**REQUEST**
Reproduce each line bearing the word "glyph".

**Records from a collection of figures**

·····

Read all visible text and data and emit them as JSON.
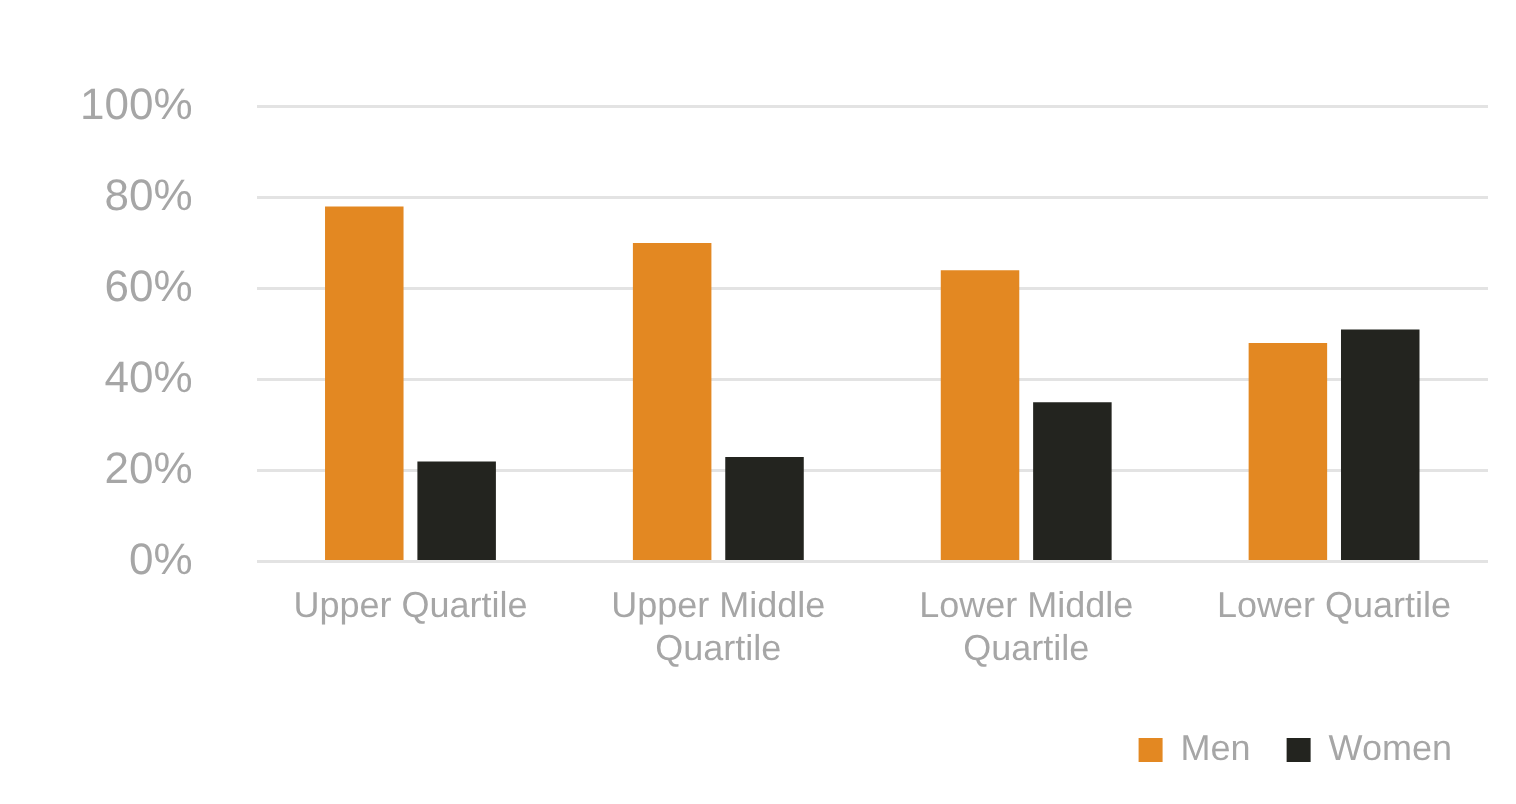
{
  "chart_data": {
    "type": "bar",
    "categories": [
      "Upper Quartile",
      "Upper Middle Quartile",
      "Lower Middle Quartile",
      "Lower Quartile"
    ],
    "series": [
      {
        "name": "Men",
        "color": "#e38822",
        "values": [
          78,
          70,
          64,
          48
        ]
      },
      {
        "name": "Women",
        "color": "#23241f",
        "values": [
          22,
          23,
          35,
          51
        ]
      }
    ],
    "ylim": [
      0,
      100
    ],
    "yticks": [
      {
        "value": 0,
        "label": "0%"
      },
      {
        "value": 20,
        "label": "20%"
      },
      {
        "value": 40,
        "label": "40%"
      },
      {
        "value": 60,
        "label": "60%"
      },
      {
        "value": 80,
        "label": "80%"
      },
      {
        "value": 100,
        "label": "100%"
      }
    ],
    "grid": "y",
    "legend": "bottom right"
  }
}
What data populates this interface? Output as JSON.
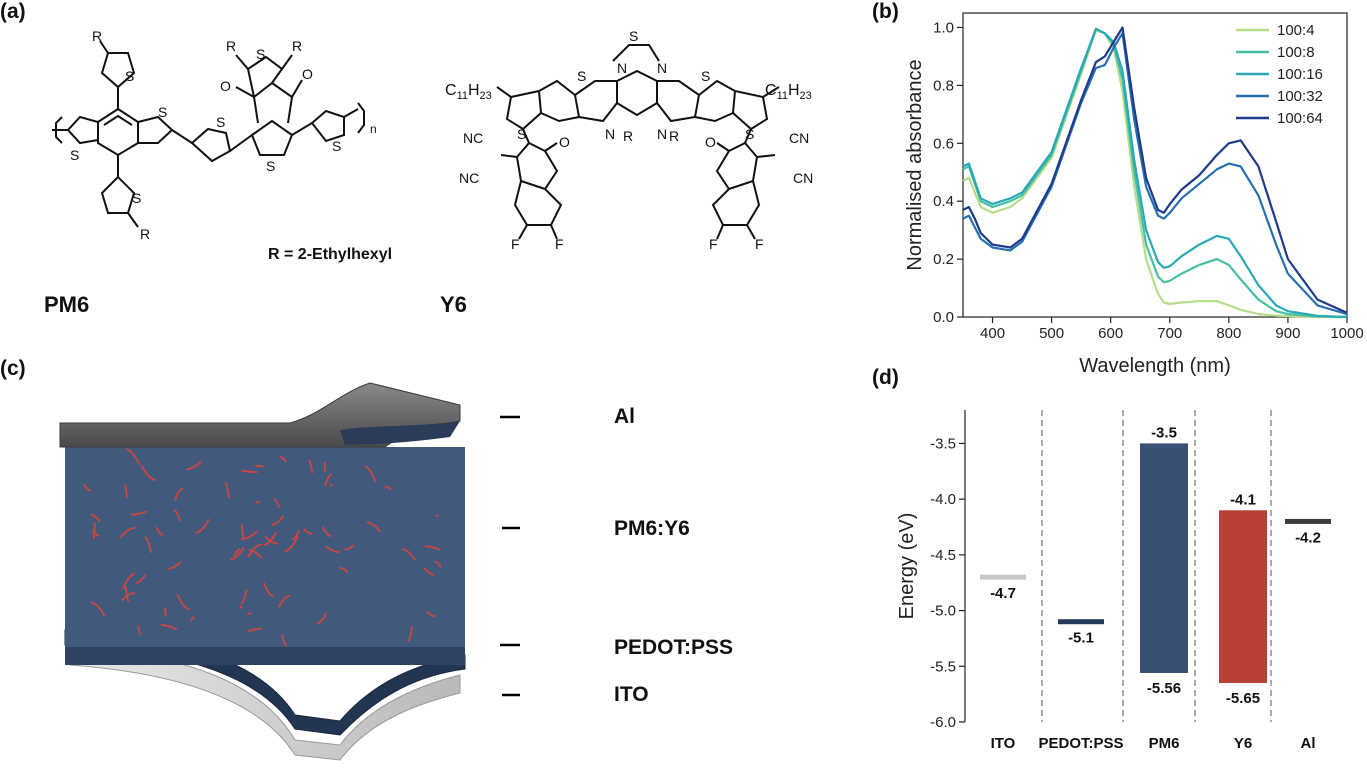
{
  "panels": {
    "a": "(a)",
    "b": "(b)",
    "c": "(c)",
    "d": "(d)"
  },
  "structures": {
    "pm6_name": "PM6",
    "y6_name": "Y6",
    "r_definition": "R = 2-Ethylhexyl",
    "atoms": {
      "s": "S",
      "r": "R",
      "o": "O",
      "n": "N",
      "f": "F",
      "nc": "NC",
      "cn": "CN",
      "subscript_n": "n",
      "alkyl_c": "C",
      "alkyl_c_sub": "11",
      "alkyl_h": "H",
      "alkyl_h_sub": "23"
    }
  },
  "device_stack": {
    "layers": [
      "Al",
      "PM6:Y6",
      "PEDOT:PSS",
      "ITO"
    ],
    "colors": {
      "al": "#5a5a5a",
      "active": "#41597c",
      "fibril": "#d9453b",
      "pedot": "#233550",
      "ito": "#d8d8d8"
    }
  },
  "chart_data": [
    {
      "type": "line",
      "panel": "b",
      "xlabel": "Wavelength (nm)",
      "ylabel": "Normalised absorbance",
      "xlim": [
        350,
        1000
      ],
      "ylim": [
        0,
        1.05
      ],
      "xticks": [
        400,
        500,
        600,
        700,
        800,
        900,
        1000
      ],
      "yticks": [
        0.0,
        0.2,
        0.4,
        0.6,
        0.8,
        1.0
      ],
      "legend_position": "top-right",
      "grid": false,
      "x": [
        350,
        360,
        370,
        380,
        400,
        430,
        450,
        500,
        550,
        575,
        590,
        605,
        620,
        640,
        660,
        680,
        690,
        700,
        720,
        750,
        780,
        800,
        820,
        850,
        880,
        900,
        950,
        1000
      ],
      "series": [
        {
          "name": "100:4",
          "color": "#b5dd8a",
          "values": [
            0.47,
            0.48,
            0.43,
            0.38,
            0.36,
            0.38,
            0.41,
            0.55,
            0.84,
            0.99,
            0.98,
            0.93,
            0.78,
            0.45,
            0.2,
            0.08,
            0.05,
            0.045,
            0.05,
            0.055,
            0.055,
            0.04,
            0.025,
            0.01,
            0.005,
            0.003,
            0.0,
            0.0
          ]
        },
        {
          "name": "100:8",
          "color": "#46bfa5",
          "values": [
            0.51,
            0.52,
            0.46,
            0.4,
            0.38,
            0.4,
            0.42,
            0.56,
            0.85,
            0.995,
            0.98,
            0.94,
            0.82,
            0.5,
            0.25,
            0.14,
            0.12,
            0.125,
            0.15,
            0.18,
            0.2,
            0.18,
            0.13,
            0.06,
            0.02,
            0.01,
            0.002,
            0.0
          ]
        },
        {
          "name": "100:16",
          "color": "#2aa8b5",
          "values": [
            0.52,
            0.53,
            0.47,
            0.41,
            0.39,
            0.41,
            0.43,
            0.57,
            0.86,
            0.995,
            0.98,
            0.95,
            0.85,
            0.54,
            0.3,
            0.19,
            0.17,
            0.175,
            0.21,
            0.25,
            0.28,
            0.27,
            0.21,
            0.11,
            0.04,
            0.02,
            0.004,
            0.0
          ]
        },
        {
          "name": "100:32",
          "color": "#2770b0",
          "values": [
            0.34,
            0.35,
            0.31,
            0.27,
            0.24,
            0.23,
            0.26,
            0.45,
            0.74,
            0.86,
            0.87,
            0.93,
            0.98,
            0.68,
            0.45,
            0.35,
            0.34,
            0.36,
            0.41,
            0.46,
            0.51,
            0.53,
            0.52,
            0.42,
            0.25,
            0.15,
            0.04,
            0.01
          ]
        },
        {
          "name": "100:64",
          "color": "#1e3a8a",
          "values": [
            0.37,
            0.38,
            0.34,
            0.29,
            0.25,
            0.24,
            0.27,
            0.46,
            0.75,
            0.88,
            0.9,
            0.95,
            1.0,
            0.72,
            0.48,
            0.37,
            0.36,
            0.39,
            0.44,
            0.49,
            0.56,
            0.6,
            0.61,
            0.52,
            0.33,
            0.2,
            0.06,
            0.015
          ]
        }
      ]
    },
    {
      "type": "bar",
      "panel": "d",
      "xlabel": "",
      "ylabel": "Energy (eV)",
      "ylim": [
        -6.0,
        -3.2
      ],
      "yticks": [
        -6.0,
        -5.5,
        -5.0,
        -4.5,
        -4.0,
        -3.5
      ],
      "grid": false,
      "categories": [
        "ITO",
        "PEDOT:PSS",
        "PM6",
        "Y6",
        "Al"
      ],
      "levels": [
        {
          "category": "ITO",
          "value": -4.7,
          "label": "-4.7",
          "color": "#c8c8c8"
        },
        {
          "category": "PEDOT:PSS",
          "value": -5.1,
          "label": "-5.1",
          "color": "#203a5c"
        },
        {
          "category": "PM6",
          "top": -3.5,
          "bottom": -5.56,
          "top_label": "-3.5",
          "bottom_label": "-5.56",
          "color": "#394f73"
        },
        {
          "category": "Y6",
          "top": -4.1,
          "bottom": -5.65,
          "top_label": "-4.1",
          "bottom_label": "-5.65",
          "color": "#b94036"
        },
        {
          "category": "Al",
          "value": -4.2,
          "label": "-4.2",
          "color": "#3b3b3b"
        }
      ]
    }
  ]
}
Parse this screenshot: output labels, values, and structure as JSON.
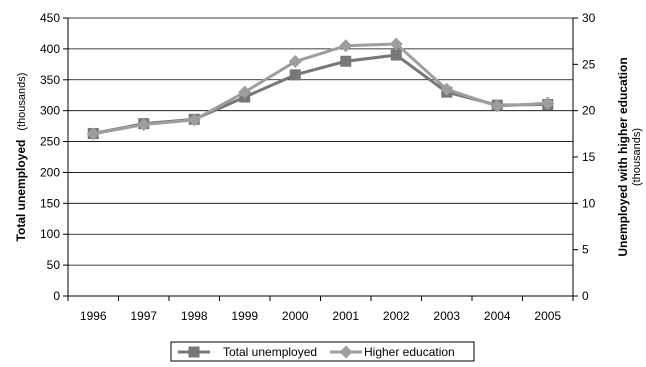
{
  "chart_data": {
    "type": "line",
    "x": [
      "1996",
      "1997",
      "1998",
      "1999",
      "2000",
      "2001",
      "2002",
      "2003",
      "2004",
      "2005"
    ],
    "series": [
      {
        "name": "Total unemployed",
        "axis": "left",
        "color": "#777777",
        "marker": "square",
        "values": [
          263,
          279,
          286,
          322,
          358,
          380,
          390,
          330,
          309,
          310
        ]
      },
      {
        "name": "Higher education",
        "axis": "right",
        "color": "#9e9e9e",
        "marker": "diamond",
        "values": [
          17.5,
          18.5,
          19.0,
          22.0,
          25.3,
          27.0,
          27.2,
          22.3,
          20.5,
          20.8
        ]
      }
    ],
    "y_left": {
      "label_bold": "Total unemployed",
      "label_paren": "(thousands)",
      "ylim": [
        0,
        450
      ],
      "ticks": [
        "0",
        "50",
        "100",
        "150",
        "200",
        "250",
        "300",
        "350",
        "400",
        "450"
      ]
    },
    "y_right": {
      "label_bold": "Unemployed with higher education",
      "label_paren": "(thousands)",
      "ylim": [
        0,
        30
      ],
      "ticks": [
        "0",
        "5",
        "10",
        "15",
        "20",
        "25",
        "30"
      ]
    },
    "grid": "horizontal",
    "legend": "bottom-center"
  }
}
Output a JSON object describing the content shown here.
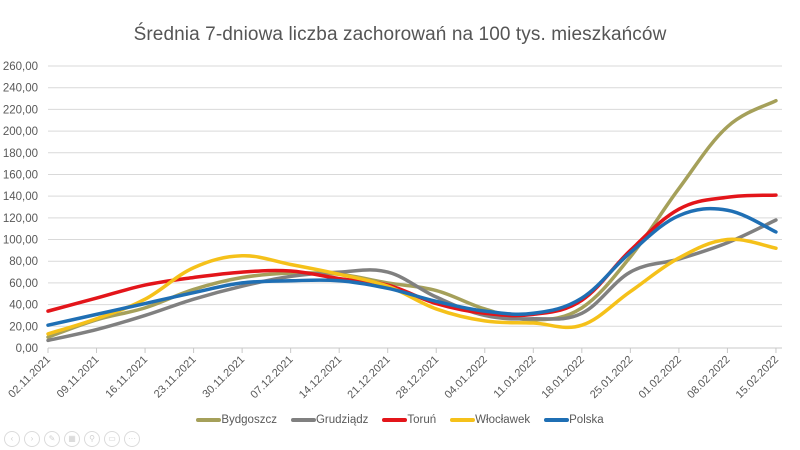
{
  "title": "Średnia 7-dniowa liczba zachorowań na 100 tys. mieszkańców",
  "chart_data": {
    "type": "line",
    "title": "Średnia 7-dniowa liczba zachorowań na 100 tys. mieszkańców",
    "xlabel": "",
    "ylabel": "",
    "ylim": [
      0,
      260
    ],
    "ytick_step": 20,
    "ytick_labels": [
      "0,00",
      "20,00",
      "40,00",
      "60,00",
      "80,00",
      "100,00",
      "120,00",
      "140,00",
      "160,00",
      "180,00",
      "200,00",
      "220,00",
      "240,00",
      "260,00"
    ],
    "grid": true,
    "legend_position": "bottom",
    "categories": [
      "02.11.2021",
      "09.11.2021",
      "16.11.2021",
      "23.11.2021",
      "30.11.2021",
      "07.12.2021",
      "14.12.2021",
      "21.12.2021",
      "28.12.2021",
      "04.01.2022",
      "11.01.2022",
      "18.01.2022",
      "25.01.2022",
      "01.02.2022",
      "08.02.2022",
      "15.02.2022"
    ],
    "series": [
      {
        "name": "Bydgoszcz",
        "color": "#a5a05a",
        "values": [
          10,
          26,
          37,
          54,
          65,
          69,
          68,
          60,
          53,
          36,
          26,
          37,
          84,
          147,
          204,
          228
        ]
      },
      {
        "name": "Grudziądz",
        "color": "#808080",
        "values": [
          7,
          17,
          30,
          45,
          57,
          66,
          70,
          70,
          47,
          30,
          27,
          32,
          70,
          82,
          97,
          118
        ]
      },
      {
        "name": "Toruń",
        "color": "#e3151a",
        "values": [
          34,
          46,
          58,
          65,
          70,
          71,
          64,
          58,
          41,
          32,
          31,
          44,
          90,
          128,
          139,
          141
        ]
      },
      {
        "name": "Włocławek",
        "color": "#f5c11a",
        "values": [
          13,
          27,
          45,
          74,
          85,
          77,
          68,
          57,
          36,
          25,
          23,
          21,
          52,
          83,
          100,
          92
        ]
      },
      {
        "name": "Polska",
        "color": "#1f6fb4",
        "values": [
          21,
          31,
          41,
          51,
          60,
          62,
          62,
          55,
          43,
          34,
          32,
          46,
          88,
          122,
          127,
          107
        ]
      }
    ]
  },
  "legend": [
    {
      "label": "Bydgoszcz",
      "color": "#a5a05a"
    },
    {
      "label": "Grudziądz",
      "color": "#808080"
    },
    {
      "label": "Toruń",
      "color": "#e3151a"
    },
    {
      "label": "Włocławek",
      "color": "#f5c11a"
    },
    {
      "label": "Polska",
      "color": "#1f6fb4"
    }
  ],
  "toolbar": {
    "buttons": [
      {
        "name": "previous-slide",
        "glyph": "‹"
      },
      {
        "name": "next-slide",
        "glyph": "›"
      },
      {
        "name": "pen",
        "glyph": "✎"
      },
      {
        "name": "see-all-slides",
        "glyph": "▦"
      },
      {
        "name": "zoom",
        "glyph": "⚲"
      },
      {
        "name": "screen",
        "glyph": "▭"
      },
      {
        "name": "more-options",
        "glyph": "···"
      }
    ]
  }
}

·····

**IN RESPONSE**
        "glyph": "‹"
        "glyph": "›"
        "glyph": "✎"
        "glyph": "▦"
        "glyph": "⚲"
        "glyph": "▭"
        "glyph": "···"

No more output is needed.